▸ Stated problem: Please state how many lines in the records contain the string "GROUND", with no words besides the number.

begin Information given

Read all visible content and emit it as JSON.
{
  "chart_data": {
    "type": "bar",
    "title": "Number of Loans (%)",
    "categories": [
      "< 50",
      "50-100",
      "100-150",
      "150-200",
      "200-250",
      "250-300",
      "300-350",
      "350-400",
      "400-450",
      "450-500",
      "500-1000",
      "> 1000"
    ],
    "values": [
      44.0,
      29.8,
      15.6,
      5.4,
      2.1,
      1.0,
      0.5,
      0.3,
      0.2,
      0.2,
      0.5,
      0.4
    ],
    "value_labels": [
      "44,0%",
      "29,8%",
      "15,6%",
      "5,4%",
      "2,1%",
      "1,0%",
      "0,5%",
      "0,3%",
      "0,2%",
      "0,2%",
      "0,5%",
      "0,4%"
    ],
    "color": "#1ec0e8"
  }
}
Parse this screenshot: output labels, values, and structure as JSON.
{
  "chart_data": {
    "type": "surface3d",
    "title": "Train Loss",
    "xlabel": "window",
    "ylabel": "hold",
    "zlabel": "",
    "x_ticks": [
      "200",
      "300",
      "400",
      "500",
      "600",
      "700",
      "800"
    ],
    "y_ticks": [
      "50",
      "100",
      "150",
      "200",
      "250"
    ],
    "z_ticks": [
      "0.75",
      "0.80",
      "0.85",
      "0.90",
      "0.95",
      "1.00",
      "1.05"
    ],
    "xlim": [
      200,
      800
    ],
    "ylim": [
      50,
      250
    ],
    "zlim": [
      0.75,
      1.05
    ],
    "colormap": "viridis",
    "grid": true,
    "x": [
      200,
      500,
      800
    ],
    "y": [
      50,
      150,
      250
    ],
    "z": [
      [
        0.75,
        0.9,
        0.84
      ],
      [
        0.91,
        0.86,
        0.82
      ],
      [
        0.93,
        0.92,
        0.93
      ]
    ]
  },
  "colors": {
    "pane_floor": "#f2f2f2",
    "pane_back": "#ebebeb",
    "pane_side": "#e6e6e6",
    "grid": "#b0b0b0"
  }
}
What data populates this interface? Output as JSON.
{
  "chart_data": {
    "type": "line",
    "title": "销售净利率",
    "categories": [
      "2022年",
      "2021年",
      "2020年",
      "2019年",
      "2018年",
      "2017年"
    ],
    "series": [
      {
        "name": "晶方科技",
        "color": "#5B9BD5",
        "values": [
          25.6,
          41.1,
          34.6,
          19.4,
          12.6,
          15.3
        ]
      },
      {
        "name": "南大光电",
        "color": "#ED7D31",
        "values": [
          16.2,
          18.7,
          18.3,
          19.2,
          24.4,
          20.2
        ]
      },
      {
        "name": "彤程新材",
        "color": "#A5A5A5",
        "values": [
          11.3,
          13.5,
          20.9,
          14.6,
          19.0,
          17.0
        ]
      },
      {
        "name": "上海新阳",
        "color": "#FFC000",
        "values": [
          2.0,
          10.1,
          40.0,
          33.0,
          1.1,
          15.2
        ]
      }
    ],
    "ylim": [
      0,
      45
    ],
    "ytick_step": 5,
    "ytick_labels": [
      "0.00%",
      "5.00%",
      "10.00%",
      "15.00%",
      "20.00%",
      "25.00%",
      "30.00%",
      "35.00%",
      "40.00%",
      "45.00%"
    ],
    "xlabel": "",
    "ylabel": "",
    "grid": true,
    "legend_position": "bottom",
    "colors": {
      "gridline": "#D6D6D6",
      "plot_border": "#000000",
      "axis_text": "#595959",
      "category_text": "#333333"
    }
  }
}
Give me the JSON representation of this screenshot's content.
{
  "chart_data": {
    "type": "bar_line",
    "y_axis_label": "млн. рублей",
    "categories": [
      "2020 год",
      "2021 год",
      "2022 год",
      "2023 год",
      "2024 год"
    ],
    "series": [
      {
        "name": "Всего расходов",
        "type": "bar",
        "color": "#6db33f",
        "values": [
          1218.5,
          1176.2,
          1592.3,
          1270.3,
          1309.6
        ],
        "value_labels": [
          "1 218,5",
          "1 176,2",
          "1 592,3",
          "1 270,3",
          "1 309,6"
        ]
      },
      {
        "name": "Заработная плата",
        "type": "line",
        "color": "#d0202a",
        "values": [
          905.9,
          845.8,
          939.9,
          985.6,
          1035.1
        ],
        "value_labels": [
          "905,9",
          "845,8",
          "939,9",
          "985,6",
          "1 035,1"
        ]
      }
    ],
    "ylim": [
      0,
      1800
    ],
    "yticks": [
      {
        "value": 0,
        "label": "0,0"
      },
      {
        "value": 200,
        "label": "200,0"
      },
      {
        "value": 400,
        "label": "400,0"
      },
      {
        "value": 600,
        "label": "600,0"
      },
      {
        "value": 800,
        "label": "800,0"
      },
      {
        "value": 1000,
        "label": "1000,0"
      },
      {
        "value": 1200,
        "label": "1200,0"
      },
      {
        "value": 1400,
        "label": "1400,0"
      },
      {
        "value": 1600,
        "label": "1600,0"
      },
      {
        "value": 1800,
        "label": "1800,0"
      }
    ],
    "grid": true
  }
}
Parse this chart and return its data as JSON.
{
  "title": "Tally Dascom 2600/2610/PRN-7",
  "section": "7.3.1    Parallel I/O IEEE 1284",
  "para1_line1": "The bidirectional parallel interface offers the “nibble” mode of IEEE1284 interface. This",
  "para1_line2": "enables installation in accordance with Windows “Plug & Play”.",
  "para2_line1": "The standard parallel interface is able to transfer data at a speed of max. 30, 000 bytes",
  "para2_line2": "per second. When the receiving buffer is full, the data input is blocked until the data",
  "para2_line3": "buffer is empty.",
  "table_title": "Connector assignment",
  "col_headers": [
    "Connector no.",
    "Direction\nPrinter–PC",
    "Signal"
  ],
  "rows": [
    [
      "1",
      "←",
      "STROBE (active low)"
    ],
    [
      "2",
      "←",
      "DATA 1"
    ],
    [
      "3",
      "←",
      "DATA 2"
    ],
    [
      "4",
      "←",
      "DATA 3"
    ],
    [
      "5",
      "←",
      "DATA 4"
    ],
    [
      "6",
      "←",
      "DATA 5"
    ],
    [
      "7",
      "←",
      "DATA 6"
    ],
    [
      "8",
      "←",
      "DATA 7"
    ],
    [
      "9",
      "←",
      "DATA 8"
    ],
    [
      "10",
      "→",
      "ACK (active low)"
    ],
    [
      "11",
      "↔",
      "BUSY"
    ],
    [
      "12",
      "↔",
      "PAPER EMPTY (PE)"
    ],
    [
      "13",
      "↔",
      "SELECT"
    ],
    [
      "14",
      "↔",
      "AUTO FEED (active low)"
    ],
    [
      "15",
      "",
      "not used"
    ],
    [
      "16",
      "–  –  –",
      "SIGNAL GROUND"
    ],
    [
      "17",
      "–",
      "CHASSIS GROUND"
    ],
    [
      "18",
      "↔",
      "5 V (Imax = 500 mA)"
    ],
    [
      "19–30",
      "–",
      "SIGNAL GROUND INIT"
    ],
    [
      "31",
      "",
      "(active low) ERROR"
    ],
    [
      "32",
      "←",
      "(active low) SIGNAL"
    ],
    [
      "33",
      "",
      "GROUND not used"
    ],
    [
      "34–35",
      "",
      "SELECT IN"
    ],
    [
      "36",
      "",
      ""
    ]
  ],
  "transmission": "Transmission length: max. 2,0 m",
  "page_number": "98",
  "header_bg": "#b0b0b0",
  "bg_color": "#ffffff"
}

end Information given

▸ Task answer: 4